**WORK TO BE COMPLETED**
Restate the material word for word and leave out anything that is a picture.

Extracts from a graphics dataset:
########################################
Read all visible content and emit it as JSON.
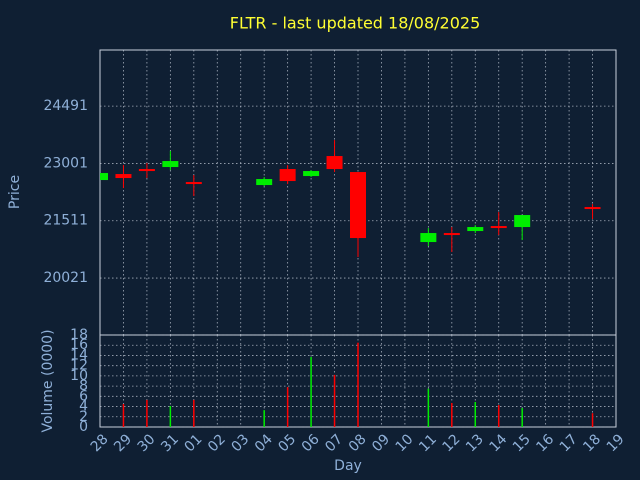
{
  "chart_data": {
    "type": "candlestick",
    "title": "FLTR - last updated 18/08/2025",
    "xlabel": "Day",
    "ylabel": "Price",
    "y2label": "Volume (0000)",
    "categories": [
      "28",
      "29",
      "30",
      "31",
      "01",
      "02",
      "03",
      "04",
      "05",
      "06",
      "07",
      "08",
      "09",
      "10",
      "11",
      "12",
      "13",
      "14",
      "15",
      "16",
      "17",
      "18",
      "19"
    ],
    "open": [
      22569,
      22725,
      22855,
      22907,
      22517,
      null,
      null,
      22439,
      22855,
      22673,
      23193,
      22777,
      null,
      null,
      20957,
      21191,
      21243,
      21373,
      21347,
      null,
      null,
      21867,
      null
    ],
    "high": [
      22751,
      22959,
      23011,
      23323,
      22699,
      null,
      null,
      22647,
      22959,
      22829,
      23609,
      22777,
      null,
      null,
      21321,
      21347,
      21399,
      21737,
      21659,
      null,
      null,
      21945,
      null
    ],
    "low": [
      22569,
      22361,
      22621,
      22829,
      22153,
      null,
      null,
      22413,
      22465,
      22647,
      22777,
      20567,
      null,
      null,
      20853,
      20697,
      21191,
      21139,
      21009,
      null,
      null,
      21555,
      null
    ],
    "close": [
      22751,
      22621,
      22803,
      23063,
      22465,
      null,
      null,
      22595,
      22543,
      22803,
      22855,
      21061,
      null,
      null,
      21191,
      21139,
      21347,
      21321,
      21659,
      null,
      null,
      21815,
      null
    ],
    "volume": [
      null,
      4.5,
      5.3,
      4.1,
      5.3,
      null,
      null,
      3.3,
      7.8,
      13.7,
      10.2,
      16.5,
      null,
      null,
      7.5,
      4.7,
      4.9,
      4.3,
      3.7,
      null,
      null,
      2.7,
      null
    ],
    "up_color": "#00ee00",
    "down_color": "#ff0000",
    "ylim": [
      18540,
      25950
    ],
    "yticks": [
      20021,
      21511,
      23001,
      24491
    ],
    "y2lim": [
      0,
      18
    ],
    "y2ticks": [
      0,
      2,
      4,
      6,
      8,
      10,
      12,
      14,
      16,
      18
    ],
    "grid": true
  }
}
########################################
**SOLVED EXERCISE**
Read all visible content and emit it as JSON.
{
  "chart_data": {
    "type": "candlestick",
    "title": "FLTR - last updated 18/08/2025",
    "xlabel": "Day",
    "ylabel": "Price",
    "y2label": "Volume (0000)",
    "categories": [
      "28",
      "29",
      "30",
      "31",
      "01",
      "02",
      "03",
      "04",
      "05",
      "06",
      "07",
      "08",
      "09",
      "10",
      "11",
      "12",
      "13",
      "14",
      "15",
      "16",
      "17",
      "18",
      "19"
    ],
    "open": [
      22569,
      22725,
      22855,
      22907,
      22517,
      null,
      null,
      22439,
      22855,
      22673,
      23193,
      22777,
      null,
      null,
      20957,
      21191,
      21243,
      21373,
      21347,
      null,
      null,
      21867,
      null
    ],
    "high": [
      22751,
      22959,
      23011,
      23323,
      22699,
      null,
      null,
      22647,
      22959,
      22829,
      23609,
      22777,
      null,
      null,
      21321,
      21347,
      21399,
      21737,
      21659,
      null,
      null,
      21945,
      null
    ],
    "low": [
      22569,
      22361,
      22621,
      22829,
      22153,
      null,
      null,
      22413,
      22465,
      22647,
      22777,
      20567,
      null,
      null,
      20853,
      20697,
      21191,
      21139,
      21009,
      null,
      null,
      21555,
      null
    ],
    "close": [
      22751,
      22621,
      22803,
      23063,
      22465,
      null,
      null,
      22595,
      22543,
      22803,
      22855,
      21061,
      null,
      null,
      21191,
      21139,
      21347,
      21321,
      21659,
      null,
      null,
      21815,
      null
    ],
    "volume": [
      null,
      4.5,
      5.3,
      4.1,
      5.3,
      null,
      null,
      3.3,
      7.8,
      13.7,
      10.2,
      16.5,
      null,
      null,
      7.5,
      4.7,
      4.9,
      4.3,
      3.7,
      null,
      null,
      2.7,
      null
    ],
    "up_color": "#00ee00",
    "down_color": "#ff0000",
    "ylim": [
      18540,
      25950
    ],
    "yticks": [
      20021,
      21511,
      23001,
      24491
    ],
    "y2lim": [
      0,
      18
    ],
    "y2ticks": [
      0,
      2,
      4,
      6,
      8,
      10,
      12,
      14,
      16,
      18
    ],
    "grid": true
  }
}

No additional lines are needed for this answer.